Stored data:

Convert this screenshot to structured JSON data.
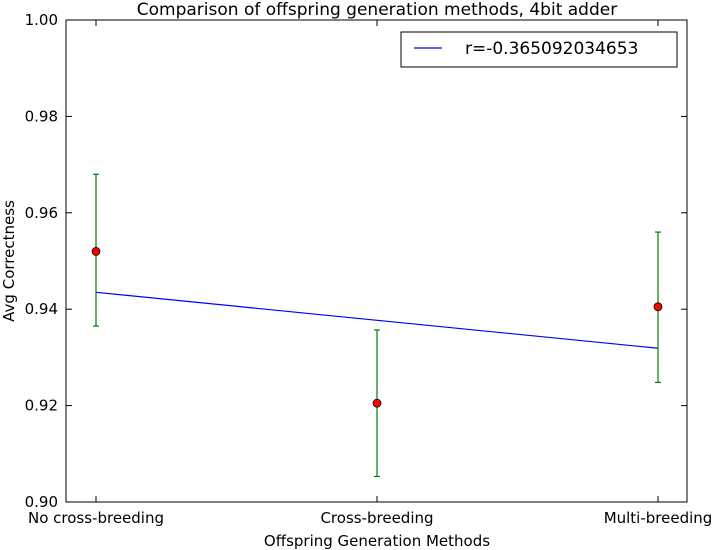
{
  "chart_data": {
    "type": "scatter",
    "title": "Comparison of offspring generation methods, 4bit adder",
    "xlabel": "Offspring Generation Methods",
    "ylabel": "Avg Correctness",
    "categories": [
      "No cross-breeding",
      "Cross-breeding",
      "Multi-breeding"
    ],
    "ylim": [
      0.9,
      1.0
    ],
    "yticks": [
      "0.90",
      "0.92",
      "0.94",
      "0.96",
      "0.98",
      "1.00"
    ],
    "grid": false,
    "legend_position": "top-right",
    "points": {
      "values": [
        0.952,
        0.9205,
        0.9405
      ],
      "err_low": [
        0.9365,
        0.9053,
        0.9248
      ],
      "err_high": [
        0.968,
        0.9357,
        0.956
      ],
      "marker_color": "#ff0000",
      "error_color": "#008000"
    },
    "fit_line": {
      "name": "r=-0.365092034653",
      "values": [
        0.9435,
        0.9377,
        0.9319
      ],
      "color": "#0000ff"
    }
  }
}
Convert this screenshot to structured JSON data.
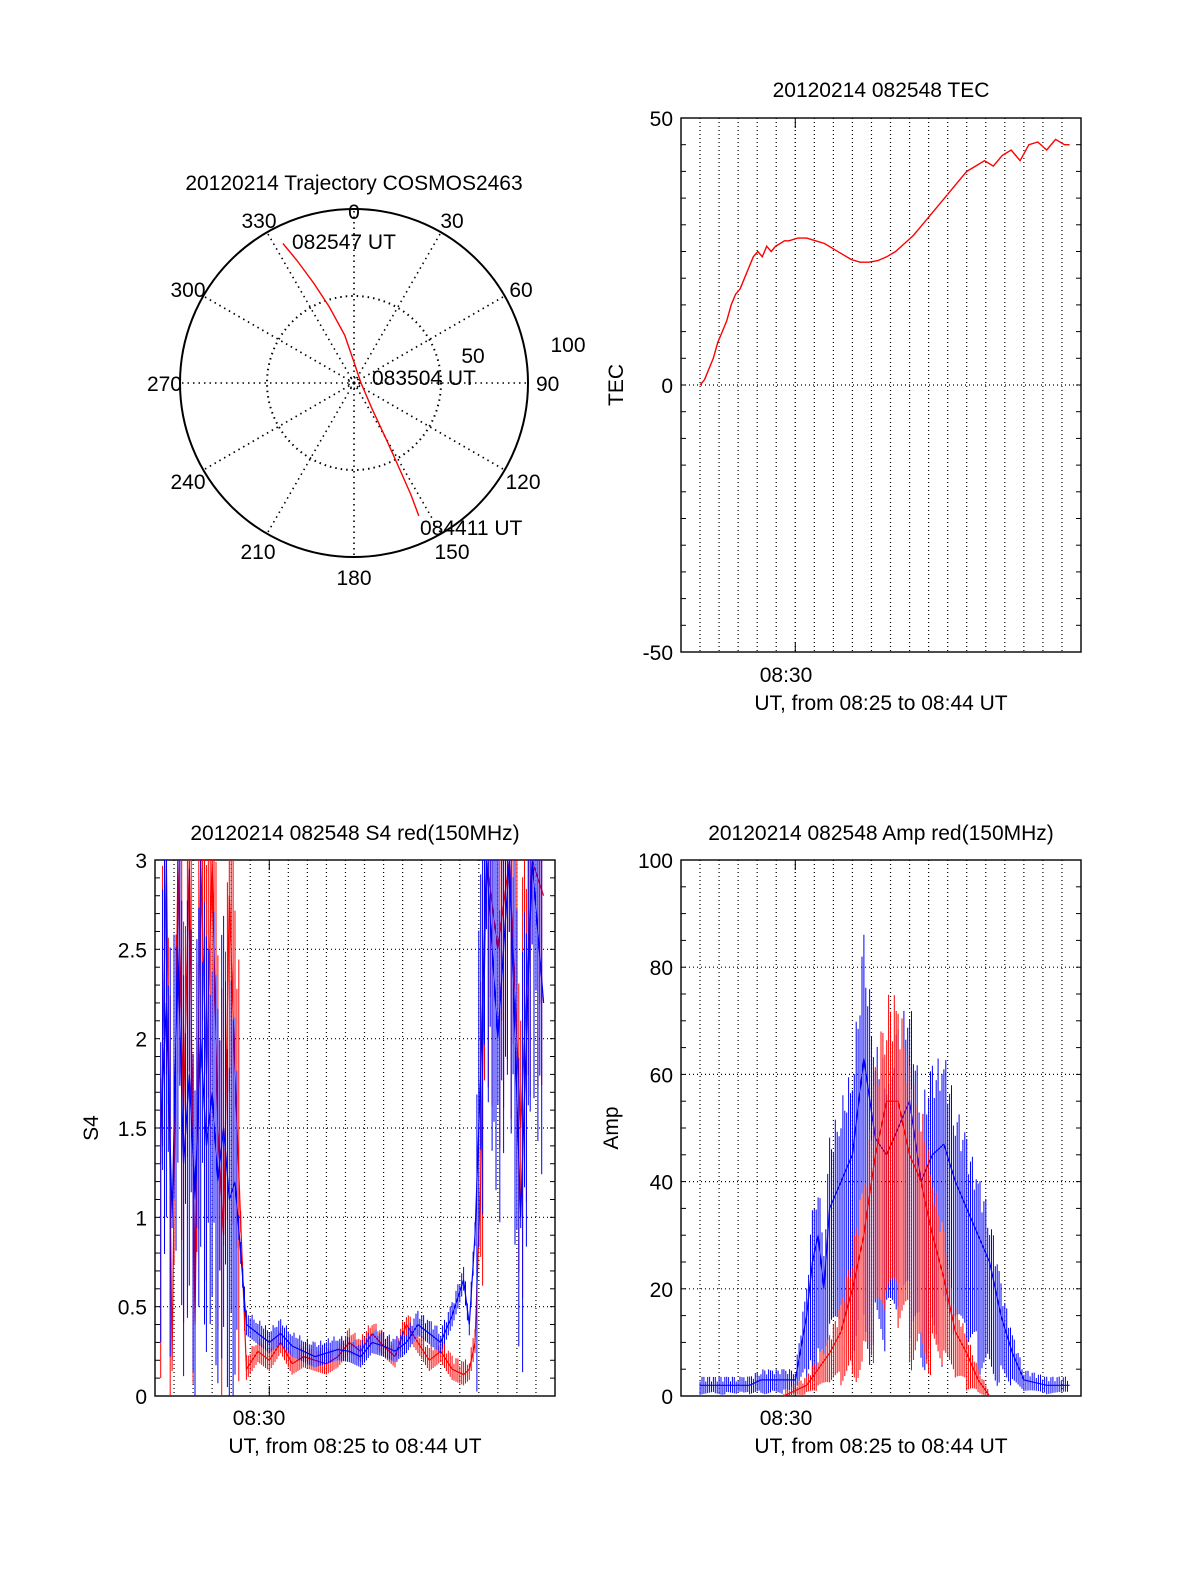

→ **Directions for this task**:
Give the data again exactly as written, with all pictures left out.

→ **Right answer**:
Convert this screenshot to structured JSON data.
{
  "chart_data": {
    "type": "scatter",
    "title": "Comparison of offspring generation methods, 4bit adder",
    "xlabel": "Offspring Generation Methods",
    "ylabel": "Avg Correctness",
    "categories": [
      "No cross-breeding",
      "Cross-breeding",
      "Multi-breeding"
    ],
    "ylim": [
      0.9,
      1.0
    ],
    "yticks": [
      "0.90",
      "0.92",
      "0.94",
      "0.96",
      "0.98",
      "1.00"
    ],
    "grid": false,
    "legend_position": "top-right",
    "points": {
      "values": [
        0.952,
        0.9205,
        0.9405
      ],
      "err_low": [
        0.9365,
        0.9053,
        0.9248
      ],
      "err_high": [
        0.968,
        0.9357,
        0.956
      ],
      "marker_color": "#ff0000",
      "error_color": "#008000"
    },
    "fit_line": {
      "name": "r=-0.365092034653",
      "values": [
        0.9435,
        0.9377,
        0.9319
      ],
      "color": "#0000ff"
    }
  }
}
Convert this screenshot to structured JSON data.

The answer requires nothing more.